[Rows from a dataset]

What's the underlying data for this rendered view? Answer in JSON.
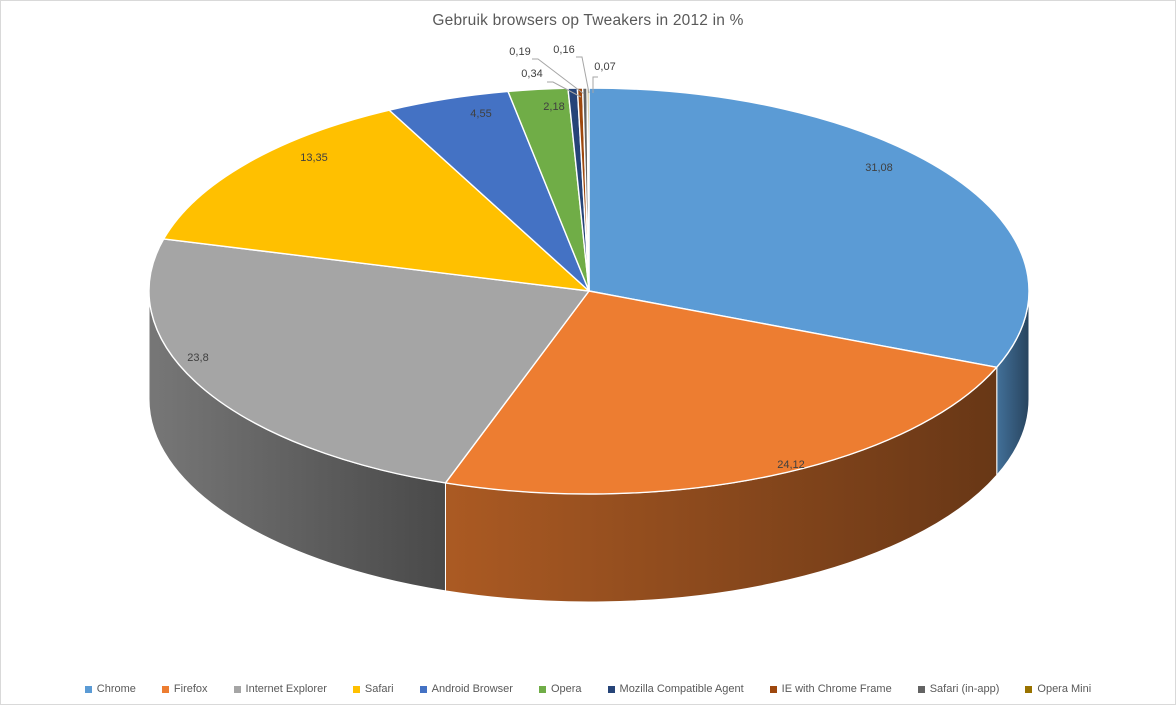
{
  "window": {
    "background": "#FFFFFF",
    "border_color": "#D9D9D9"
  },
  "chart_data": {
    "type": "pie",
    "effect": "3d",
    "title": "Gebruik browsers op Tweakers in 2012 in %",
    "legend_position": "bottom",
    "value_format": "comma-decimal-percent",
    "series": [
      {
        "name": "Chrome",
        "value": 31.08,
        "label": "31,08",
        "color": "#5B9BD5"
      },
      {
        "name": "Firefox",
        "value": 24.12,
        "label": "24,12",
        "color": "#ED7D31"
      },
      {
        "name": "Internet Explorer",
        "value": 23.8,
        "label": "23,8",
        "color": "#A5A5A5"
      },
      {
        "name": "Safari",
        "value": 13.35,
        "label": "13,35",
        "color": "#FFC000"
      },
      {
        "name": "Android Browser",
        "value": 4.55,
        "label": "4,55",
        "color": "#4472C4"
      },
      {
        "name": "Opera",
        "value": 2.18,
        "label": "2,18",
        "color": "#70AD47"
      },
      {
        "name": "Mozilla Compatible Agent",
        "value": 0.34,
        "label": "0,34",
        "color": "#264478"
      },
      {
        "name": "IE with Chrome Frame",
        "value": 0.19,
        "label": "0,19",
        "color": "#9E480E"
      },
      {
        "name": "Safari (in-app)",
        "value": 0.16,
        "label": "0,16",
        "color": "#636363"
      },
      {
        "name": "Opera Mini",
        "value": 0.07,
        "label": "0,07",
        "color": "#997300"
      }
    ],
    "text_colors": {
      "title": "#595959",
      "data_label": "#404040",
      "legend": "#595959",
      "leader_line": "#A6A6A6"
    }
  }
}
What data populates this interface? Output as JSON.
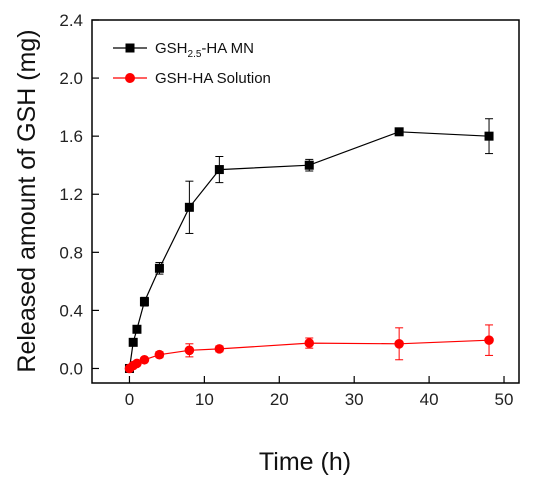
{
  "chart_data": {
    "type": "line",
    "title": "",
    "xlabel": "Time (h)",
    "ylabel": "Released amount of GSH (mg)",
    "xlim": [
      -5,
      52
    ],
    "ylim": [
      -0.1,
      2.4
    ],
    "xticks": [
      0,
      10,
      20,
      30,
      40,
      50
    ],
    "yticks": [
      0.0,
      0.4,
      0.8,
      1.2,
      1.6,
      2.0,
      2.4
    ],
    "xtick_labels": [
      "0",
      "10",
      "20",
      "30",
      "40",
      "50"
    ],
    "ytick_labels": [
      "0.0",
      "0.4",
      "0.8",
      "1.2",
      "1.6",
      "2.0",
      "2.4"
    ],
    "grid": false,
    "legend_position": "top-left",
    "series": [
      {
        "name": "GSH2.5-HA MN",
        "legend_main": "GSH",
        "legend_sub": "2.5",
        "legend_tail": "-HA MN",
        "color": "#000000",
        "marker": "square",
        "x": [
          0,
          0.5,
          1,
          2,
          4,
          8,
          12,
          24,
          36,
          48
        ],
        "y": [
          0.0,
          0.18,
          0.27,
          0.46,
          0.69,
          1.11,
          1.37,
          1.4,
          1.63,
          1.6
        ],
        "err": [
          0.0,
          0.0,
          0.02,
          0.03,
          0.04,
          0.18,
          0.09,
          0.04,
          0.0,
          0.12
        ]
      },
      {
        "name": "GSH-HA Solution",
        "color": "#ff0000",
        "marker": "circle",
        "x": [
          0,
          0.5,
          1,
          2,
          4,
          8,
          12,
          24,
          36,
          48
        ],
        "y": [
          0.0,
          0.02,
          0.035,
          0.06,
          0.095,
          0.125,
          0.135,
          0.175,
          0.17,
          0.195
        ],
        "err": [
          0.0,
          0.0,
          0.01,
          0.015,
          0.02,
          0.045,
          0.02,
          0.035,
          0.11,
          0.105
        ]
      }
    ]
  }
}
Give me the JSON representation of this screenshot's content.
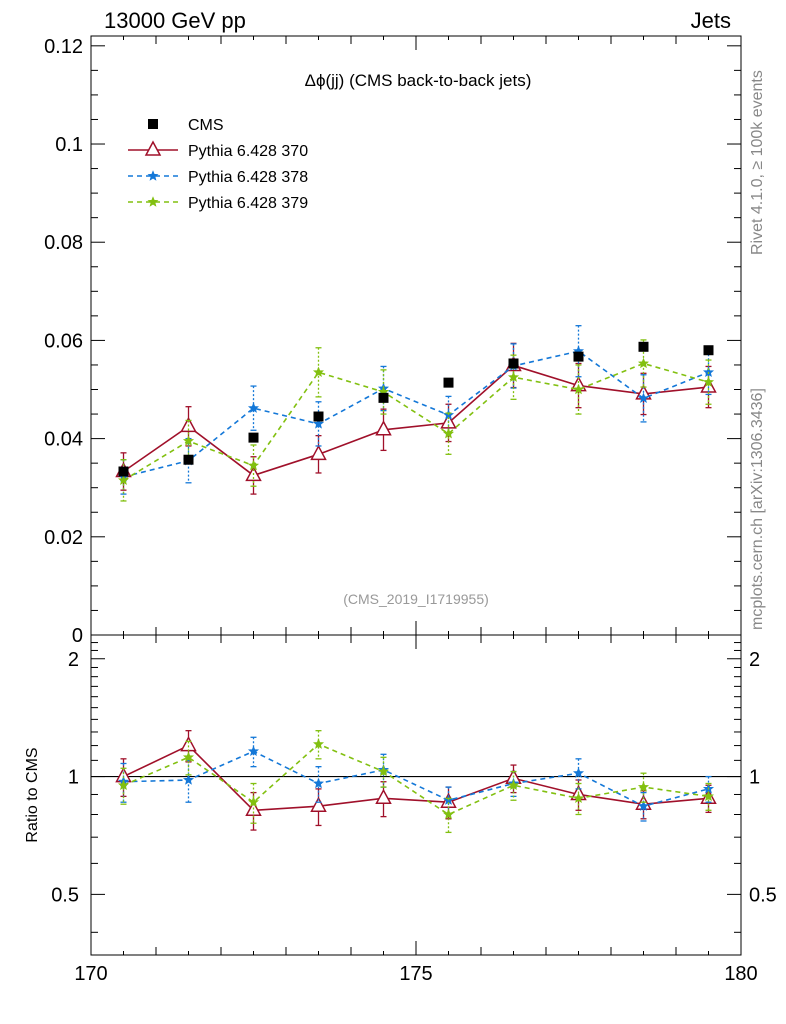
{
  "header": {
    "left": "13000 GeV pp",
    "right": "Jets"
  },
  "side": {
    "top": "Rivet 4.1.0, ≥ 100k events",
    "bottom": "mcplots.cern.ch [arXiv:1306.3436]"
  },
  "chart_data": {
    "type": "scatter",
    "title": "Δϕ(jj) (CMS back-to-back jets)",
    "analysis_tag": "(CMS_2019_I1719955)",
    "xlim": [
      170,
      180
    ],
    "x_ticks": [
      "170",
      "175",
      "180"
    ],
    "x": [
      170.5,
      171.5,
      172.5,
      173.5,
      174.5,
      175.5,
      176.5,
      177.5,
      178.5,
      179.5
    ],
    "main": {
      "ylim": [
        0,
        0.122
      ],
      "y_ticks": [
        "0",
        "0.02",
        "0.04",
        "0.06",
        "0.08",
        "0.1",
        "0.12"
      ],
      "y_tick_values": [
        0,
        0.02,
        0.04,
        0.06,
        0.08,
        0.1,
        0.12
      ]
    },
    "ratio": {
      "ylabel": "Ratio to CMS",
      "ylim": [
        0.35,
        2.3
      ],
      "y_ticks": [
        "0.5",
        "1",
        "2"
      ],
      "y_tick_values": [
        0.5,
        1,
        2
      ],
      "reference_line": 1
    },
    "series": [
      {
        "name": "CMS",
        "color": "#000000",
        "marker": "square",
        "values": [
          0.0333,
          0.0357,
          0.0402,
          0.0445,
          0.0483,
          0.0514,
          0.0553,
          0.0567,
          0.0587,
          0.058
        ],
        "errors": [
          0.0005,
          0.0005,
          0.0005,
          0.0005,
          0.0005,
          0.0005,
          0.0005,
          0.0005,
          0.0005,
          0.0005
        ],
        "ratio": [
          1,
          1,
          1,
          1,
          1,
          1,
          1,
          1,
          1,
          1
        ]
      },
      {
        "name": "Pythia 6.428 370",
        "color": "#a0102a",
        "marker": "triangle",
        "line": "solid",
        "values": [
          0.0333,
          0.0425,
          0.0325,
          0.0368,
          0.0418,
          0.0432,
          0.0549,
          0.0508,
          0.0491,
          0.0505
        ],
        "errors": [
          0.0038,
          0.004,
          0.0038,
          0.0038,
          0.0042,
          0.0038,
          0.0045,
          0.0045,
          0.0042,
          0.0042
        ],
        "ratio": [
          1.0,
          1.2,
          0.82,
          0.84,
          0.88,
          0.86,
          0.99,
          0.9,
          0.85,
          0.88
        ],
        "ratio_errors": [
          0.11,
          0.11,
          0.09,
          0.09,
          0.09,
          0.08,
          0.08,
          0.08,
          0.07,
          0.07
        ]
      },
      {
        "name": "Pythia 6.428 378",
        "color": "#1478d8",
        "marker": "star",
        "line": "dashed",
        "values": [
          0.0322,
          0.0355,
          0.0462,
          0.043,
          0.0502,
          0.0448,
          0.0548,
          0.0578,
          0.0482,
          0.0535
        ],
        "errors": [
          0.0035,
          0.0045,
          0.0045,
          0.0045,
          0.0045,
          0.0038,
          0.0045,
          0.0052,
          0.0048,
          0.0045
        ],
        "ratio": [
          0.97,
          0.98,
          1.16,
          0.96,
          1.04,
          0.87,
          0.96,
          1.02,
          0.84,
          0.93
        ],
        "ratio_errors": [
          0.11,
          0.12,
          0.1,
          0.1,
          0.1,
          0.07,
          0.07,
          0.09,
          0.07,
          0.07
        ]
      },
      {
        "name": "Pythia 6.428 379",
        "color": "#82c010",
        "marker": "star",
        "line": "dashed",
        "values": [
          0.0315,
          0.0395,
          0.0345,
          0.0535,
          0.0495,
          0.041,
          0.0525,
          0.05,
          0.0553,
          0.0515
        ],
        "errors": [
          0.0042,
          0.0042,
          0.0042,
          0.005,
          0.0045,
          0.0042,
          0.0045,
          0.005,
          0.0048,
          0.0045
        ],
        "ratio": [
          0.95,
          1.12,
          0.86,
          1.21,
          1.03,
          0.8,
          0.95,
          0.88,
          0.94,
          0.89
        ],
        "ratio_errors": [
          0.1,
          0.11,
          0.1,
          0.1,
          0.09,
          0.08,
          0.08,
          0.08,
          0.08,
          0.07
        ]
      }
    ]
  }
}
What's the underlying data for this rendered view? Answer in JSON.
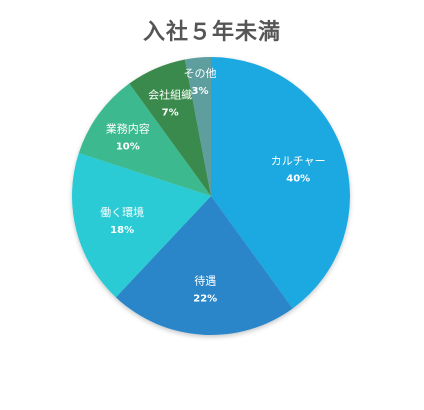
{
  "chart_data": {
    "type": "pie",
    "title": "入社５年未満",
    "slices": [
      {
        "label": "カルチャー",
        "value": 40,
        "pct_label": "40%",
        "color": "#1ea9e1"
      },
      {
        "label": "待遇",
        "value": 22,
        "pct_label": "22%",
        "color": "#2a86c8"
      },
      {
        "label": "働く環境",
        "value": 18,
        "pct_label": "18%",
        "color": "#2ccbd4"
      },
      {
        "label": "業務内容",
        "value": 10,
        "pct_label": "10%",
        "color": "#3db98f"
      },
      {
        "label": "会社組織",
        "value": 7,
        "pct_label": "7%",
        "color": "#3a8a4d"
      },
      {
        "label": "その他",
        "value": 3,
        "pct_label": "3%",
        "color": "#5e9e9e"
      }
    ]
  }
}
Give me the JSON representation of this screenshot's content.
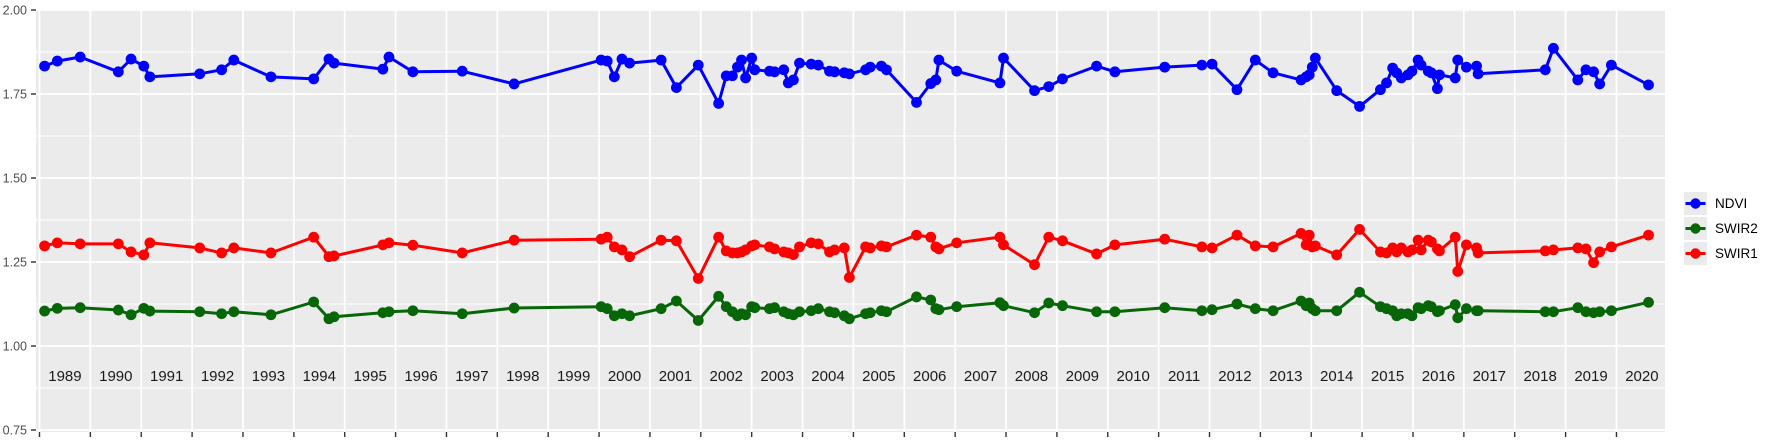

▶ _Problem_
Scan the listing above and identify each line holding the string "left"; copy every such line.

▶ _Solved problem_
    "legend_position": "top-left",
    "left": "13000 GeV pp",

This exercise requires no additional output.